- _MIT DEN ANGABEN_
a - Drucke aus dem Text über Armut die Stelle ab, die mit „Gleichzeitig braucht es“ anfängt und bis einschließlich „fällt sie auseinander.“ geht.
b - Beantworte zum Text über Armut diese Fragen:
(i) Auf welcher Ebene braucht es gleichzeitig die Bekämpfung der Armut?
(ii) Aus welcher Perspektive heraus hat die Gesellschaft ihre Verantwortung außerdem?
(iii) Was geschieht mit einer Gesellschaft, die ihre schwächsten Mitglieder nicht stützt und mitträgt?
c - Schreib den Text über Armut nach seinem letzten Satz weiter.

Gleichzeitig braucht es die Bekämpfung der Armut auf der individuellen Ebene. Es gilt, diejenigen Menschen, die hier und jetzt von Armut betroffen sind, aus welchen Gründen auch immer, zu unterstützen und ihnen den Ausstieg aus der Armut zu ermöglichen. Die Gesellschaft hat eine Verantwortung diesen Menschen gegenüber. Einerseits hat sie diese Verantwortung, da sie Strukturen schafft und aufrechterhält, die diese Armut mitverursachen, andererseits hat sie diese Verantwortung aus einer solidarischen Perspektive heraus. Eine Gesellschaft kann nur als Ganzes funktionieren und zusammenhalten, wenn sie ihre schwächsten Mitglieder stützt und mitträgt. Sonst fällt sie auseinander.

- _VORLIEGENDE EINTRÄGE_
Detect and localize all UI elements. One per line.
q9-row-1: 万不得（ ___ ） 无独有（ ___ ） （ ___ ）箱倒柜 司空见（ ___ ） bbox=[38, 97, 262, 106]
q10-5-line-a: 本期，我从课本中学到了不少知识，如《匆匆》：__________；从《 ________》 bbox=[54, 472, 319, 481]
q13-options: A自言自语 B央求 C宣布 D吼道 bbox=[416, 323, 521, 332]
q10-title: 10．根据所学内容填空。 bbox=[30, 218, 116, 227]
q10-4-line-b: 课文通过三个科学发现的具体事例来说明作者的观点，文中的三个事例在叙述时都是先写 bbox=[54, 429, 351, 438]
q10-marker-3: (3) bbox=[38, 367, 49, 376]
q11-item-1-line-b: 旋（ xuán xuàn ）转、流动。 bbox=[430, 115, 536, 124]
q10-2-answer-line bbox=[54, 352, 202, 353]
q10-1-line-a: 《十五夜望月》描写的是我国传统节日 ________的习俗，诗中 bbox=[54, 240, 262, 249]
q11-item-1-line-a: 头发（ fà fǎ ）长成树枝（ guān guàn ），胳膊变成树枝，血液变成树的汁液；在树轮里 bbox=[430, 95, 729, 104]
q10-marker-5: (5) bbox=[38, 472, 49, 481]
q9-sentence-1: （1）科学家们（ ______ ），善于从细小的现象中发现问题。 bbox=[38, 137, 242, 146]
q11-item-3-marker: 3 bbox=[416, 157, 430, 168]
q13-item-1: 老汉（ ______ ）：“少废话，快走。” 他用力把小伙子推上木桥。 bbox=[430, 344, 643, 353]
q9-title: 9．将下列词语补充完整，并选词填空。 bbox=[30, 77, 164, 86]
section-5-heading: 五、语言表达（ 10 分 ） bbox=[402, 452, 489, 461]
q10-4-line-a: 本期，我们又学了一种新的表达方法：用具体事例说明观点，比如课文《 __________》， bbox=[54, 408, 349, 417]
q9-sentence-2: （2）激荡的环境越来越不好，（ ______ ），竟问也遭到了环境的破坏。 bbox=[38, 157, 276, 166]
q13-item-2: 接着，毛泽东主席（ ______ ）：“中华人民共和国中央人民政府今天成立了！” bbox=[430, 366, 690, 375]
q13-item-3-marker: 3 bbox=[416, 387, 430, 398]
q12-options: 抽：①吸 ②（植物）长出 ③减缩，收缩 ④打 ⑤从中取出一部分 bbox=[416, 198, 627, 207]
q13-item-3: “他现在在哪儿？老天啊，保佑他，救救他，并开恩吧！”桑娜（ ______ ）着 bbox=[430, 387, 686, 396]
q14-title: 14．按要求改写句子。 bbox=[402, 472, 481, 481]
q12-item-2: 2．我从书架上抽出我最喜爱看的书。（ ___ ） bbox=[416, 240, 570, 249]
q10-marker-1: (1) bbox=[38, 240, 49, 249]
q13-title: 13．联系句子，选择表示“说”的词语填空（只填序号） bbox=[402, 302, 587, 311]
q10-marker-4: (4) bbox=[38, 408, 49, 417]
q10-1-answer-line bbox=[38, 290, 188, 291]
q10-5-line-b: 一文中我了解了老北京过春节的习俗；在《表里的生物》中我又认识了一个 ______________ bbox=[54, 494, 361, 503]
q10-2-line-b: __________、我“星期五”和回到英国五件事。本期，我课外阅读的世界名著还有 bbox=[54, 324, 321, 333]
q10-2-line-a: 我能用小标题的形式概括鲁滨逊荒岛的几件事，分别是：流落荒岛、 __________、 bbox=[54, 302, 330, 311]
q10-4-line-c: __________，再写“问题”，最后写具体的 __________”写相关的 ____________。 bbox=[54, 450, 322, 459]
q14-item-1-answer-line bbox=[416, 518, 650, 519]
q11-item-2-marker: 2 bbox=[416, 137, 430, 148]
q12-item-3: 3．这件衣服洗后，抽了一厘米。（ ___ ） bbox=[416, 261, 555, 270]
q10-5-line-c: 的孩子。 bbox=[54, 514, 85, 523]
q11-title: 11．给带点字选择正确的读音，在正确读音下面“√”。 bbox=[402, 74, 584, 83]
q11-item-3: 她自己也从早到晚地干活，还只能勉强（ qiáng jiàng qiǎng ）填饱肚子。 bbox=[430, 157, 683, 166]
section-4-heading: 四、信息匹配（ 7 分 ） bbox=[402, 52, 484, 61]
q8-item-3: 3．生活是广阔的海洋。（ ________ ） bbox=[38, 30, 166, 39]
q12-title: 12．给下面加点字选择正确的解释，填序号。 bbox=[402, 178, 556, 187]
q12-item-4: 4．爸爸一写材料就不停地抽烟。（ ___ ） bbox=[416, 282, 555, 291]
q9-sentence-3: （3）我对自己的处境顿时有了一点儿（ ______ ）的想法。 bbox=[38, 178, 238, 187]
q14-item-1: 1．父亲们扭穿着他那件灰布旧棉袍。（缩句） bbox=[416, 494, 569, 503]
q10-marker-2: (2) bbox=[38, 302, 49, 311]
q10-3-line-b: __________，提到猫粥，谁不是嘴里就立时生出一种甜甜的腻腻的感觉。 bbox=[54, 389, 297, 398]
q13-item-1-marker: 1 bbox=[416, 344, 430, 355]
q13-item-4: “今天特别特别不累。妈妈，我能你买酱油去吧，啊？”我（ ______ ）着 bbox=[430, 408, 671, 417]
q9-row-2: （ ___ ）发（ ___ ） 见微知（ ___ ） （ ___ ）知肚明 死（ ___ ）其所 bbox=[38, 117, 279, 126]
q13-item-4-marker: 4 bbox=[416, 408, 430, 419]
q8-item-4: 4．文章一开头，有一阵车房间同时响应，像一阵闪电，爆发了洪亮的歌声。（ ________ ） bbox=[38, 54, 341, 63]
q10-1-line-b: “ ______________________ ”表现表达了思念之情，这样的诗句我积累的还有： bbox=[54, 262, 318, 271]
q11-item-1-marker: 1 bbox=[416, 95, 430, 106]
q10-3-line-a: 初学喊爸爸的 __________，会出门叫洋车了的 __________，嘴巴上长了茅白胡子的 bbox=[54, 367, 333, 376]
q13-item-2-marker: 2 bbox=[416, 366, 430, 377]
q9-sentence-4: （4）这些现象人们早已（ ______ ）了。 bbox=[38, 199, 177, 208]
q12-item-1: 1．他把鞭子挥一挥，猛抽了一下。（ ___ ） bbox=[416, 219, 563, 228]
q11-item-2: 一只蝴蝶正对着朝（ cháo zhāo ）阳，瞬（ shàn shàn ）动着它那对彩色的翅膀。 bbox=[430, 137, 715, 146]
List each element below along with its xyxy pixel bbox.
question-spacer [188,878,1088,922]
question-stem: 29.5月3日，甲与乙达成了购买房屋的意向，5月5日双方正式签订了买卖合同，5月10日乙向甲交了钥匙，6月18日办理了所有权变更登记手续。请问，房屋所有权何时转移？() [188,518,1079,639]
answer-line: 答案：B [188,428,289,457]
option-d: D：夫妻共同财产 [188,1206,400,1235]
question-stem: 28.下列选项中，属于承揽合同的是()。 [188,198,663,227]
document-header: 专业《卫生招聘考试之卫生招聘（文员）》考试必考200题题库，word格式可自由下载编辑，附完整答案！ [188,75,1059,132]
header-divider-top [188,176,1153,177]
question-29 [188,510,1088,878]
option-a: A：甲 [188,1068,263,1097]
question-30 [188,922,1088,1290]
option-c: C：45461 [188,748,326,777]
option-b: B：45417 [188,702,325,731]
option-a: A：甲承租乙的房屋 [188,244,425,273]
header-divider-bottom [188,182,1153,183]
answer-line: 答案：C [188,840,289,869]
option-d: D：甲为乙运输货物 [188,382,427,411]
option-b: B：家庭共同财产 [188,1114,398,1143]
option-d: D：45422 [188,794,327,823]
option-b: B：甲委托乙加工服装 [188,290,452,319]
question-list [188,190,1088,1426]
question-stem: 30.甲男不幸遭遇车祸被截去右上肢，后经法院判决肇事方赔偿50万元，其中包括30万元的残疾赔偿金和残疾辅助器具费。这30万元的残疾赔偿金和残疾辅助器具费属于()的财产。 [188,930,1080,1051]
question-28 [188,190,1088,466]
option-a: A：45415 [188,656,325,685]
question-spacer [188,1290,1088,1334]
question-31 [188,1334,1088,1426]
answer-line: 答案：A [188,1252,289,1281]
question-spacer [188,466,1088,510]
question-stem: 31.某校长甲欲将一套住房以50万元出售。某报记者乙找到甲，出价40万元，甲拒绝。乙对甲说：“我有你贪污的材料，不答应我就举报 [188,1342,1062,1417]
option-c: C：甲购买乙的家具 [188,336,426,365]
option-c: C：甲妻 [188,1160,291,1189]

- _ANTWORTEN JE AUFGABE_
a -
Gleichzeitig braucht es die Bekämpfung der Armut auf der individuellen Ebene. Es gilt, diejenigen Menschen, die hier und jetzt von Armut betroffen sind, aus welchen Gründen auch immer, zu unterstützen und ihnen den Ausstieg aus der Armut zu ermöglichen. Die Gesellschaft hat eine Verantwortung diesen Menschen gegenüber. Einerseits hat sie diese Verantwortung, da sie Strukturen schafft und aufrechterhält, die diese Armut mitverursachen, andererseits hat sie diese Verantwortung aus einer solidarischen Perspektive heraus. Eine Gesellschaft kann nur als Ganzes funktionieren und zusammenhalten, wenn sie ihre schwächsten Mitglieder stützt und mitträgt. Sonst fällt sie auseinander.

b -
(i) Auf der individuellen Ebene.
(ii) Aus einer solidarischen Perspektive.
(iii) Sie fällt auseinander.

c -
Wir fordern für die Menschen, mit denen wir zusammenarbeiten, ein soziales Existenzminimum, auf dessen Basis eine autonome Lebensgestaltung und aktive Teilhabe an der Gesellschaft möglich wird. Wir fordern die Politik auf, diese Mittel zur Verfügung zu stellen. Sparen bei der Sozialhilfe heisst sparen bei der Integration von armutsbetroffenen Menschen. Dies hat erstens eine Verfestigung von ungleichen Möglichkeiten zur Folge und führt zweitens längerfristig zu viel höheren Folgekosten. Je länger ein Mensch fürsorgeabhängig ist, desto schwieriger ist der Ausstieg und desto mehr wird soziale Isolation uns Stigmatisierung gefördert. Mit einem sozialen Existenzminimum steigen die Chancen, schneller aus der Fürsorgeabhängigeit auszusteigen.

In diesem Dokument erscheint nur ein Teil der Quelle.